> _Requirement_
Reproduce each line of the material exactly, minus any picture.
═══ The input
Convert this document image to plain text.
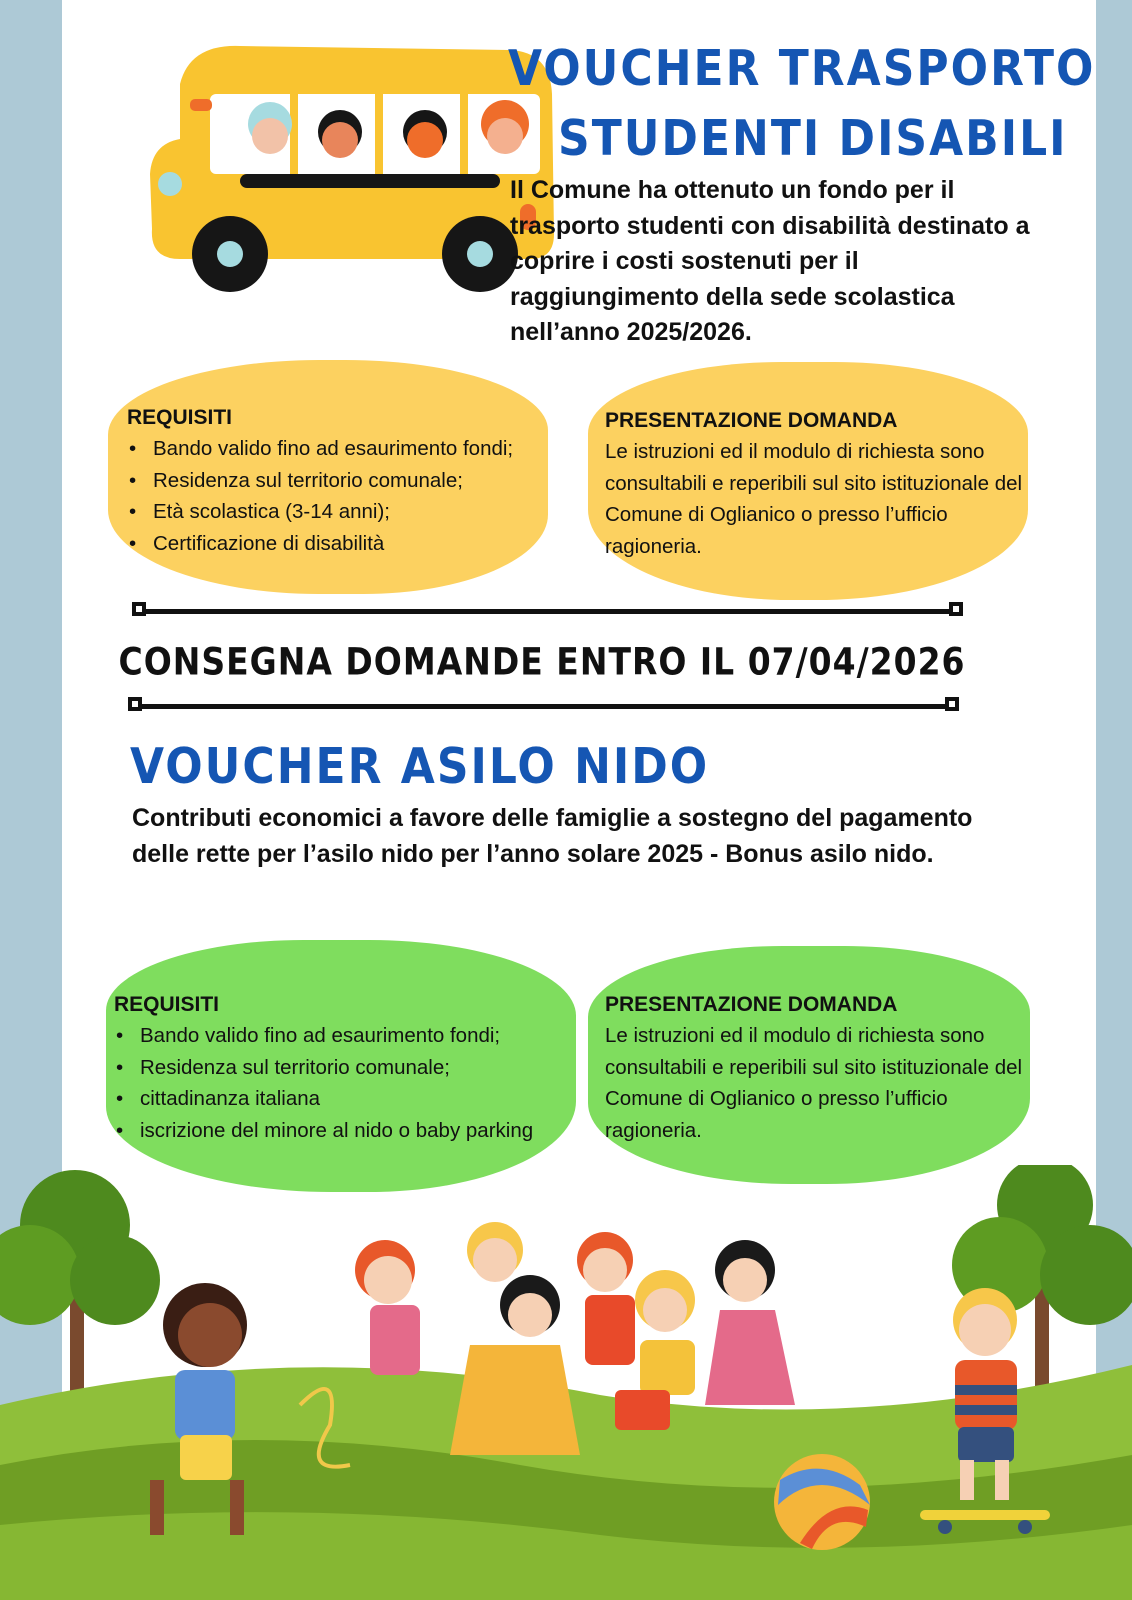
VOUCHER TRASPORTO
STUDENTI DISABILI

Il Comune ha ottenuto un fondo per il trasporto studenti con disabilità destinato a coprire i costi sostenuti per il raggiungimento della sede scolastica nell’anno 2025/2026.

REQUISITI
• Bando valido fino ad esaurimento fondi;
• Residenza sul territorio comunale;
• Età scolastica (3-14 anni);
• Certificazione di disabilità
PRESENTAZIONE DOMANDA

Le istruzioni ed il modulo di richiesta sono consultabili e reperibili sul sito istituzionale del Comune di Oglianico o presso l’ufficio ragioneria.

CONSEGNA DOMANDE ENTRO IL 07/04/2026
VOUCHER ASILO NIDO

Contributi economici a favore delle famiglie a sostegno del pagamento delle rette per l’asilo nido per l’anno solare 2025 - Bonus asilo nido.

REQUISITI
• Bando valido fino ad esaurimento fondi;
• Residenza sul territorio comunale;
• cittadinanza italiana
• iscrizione del minore al nido o baby parking
PRESENTAZIONE DOMANDA

Le istruzioni ed il modulo di richiesta sono consultabili e reperibili sul sito istituzionale del Comune di Oglianico o presso l’ufficio ragioneria.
══════
> _Full solution_
Convert this document image to plain text.
VOUCHER TRASPORTO
STUDENTI DISABILI

Il Comune ha ottenuto un fondo per il trasporto studenti con disabilità destinato a coprire i costi sostenuti per il raggiungimento della sede scolastica nell’anno 2025/2026.

REQUISITI
• Bando valido fino ad esaurimento fondi;
• Residenza sul territorio comunale;
• Età scolastica (3-14 anni);
• Certificazione di disabilità
PRESENTAZIONE DOMANDA

Le istruzioni ed il modulo di richiesta sono consultabili e reperibili sul sito istituzionale del Comune di Oglianico o presso l’ufficio ragioneria.

CONSEGNA DOMANDE ENTRO IL 07/04/2026
VOUCHER ASILO NIDO

Contributi economici a favore delle famiglie a sostegno del pagamento delle rette per l’asilo nido per l’anno solare 2025 - Bonus asilo nido.

REQUISITI
• Bando valido fino ad esaurimento fondi;
• Residenza sul territorio comunale;
• cittadinanza italiana
• iscrizione del minore al nido o baby parking
PRESENTAZIONE DOMANDA

Le istruzioni ed il modulo di richiesta sono consultabili e reperibili sul sito istituzionale del Comune di Oglianico o presso l’ufficio ragioneria.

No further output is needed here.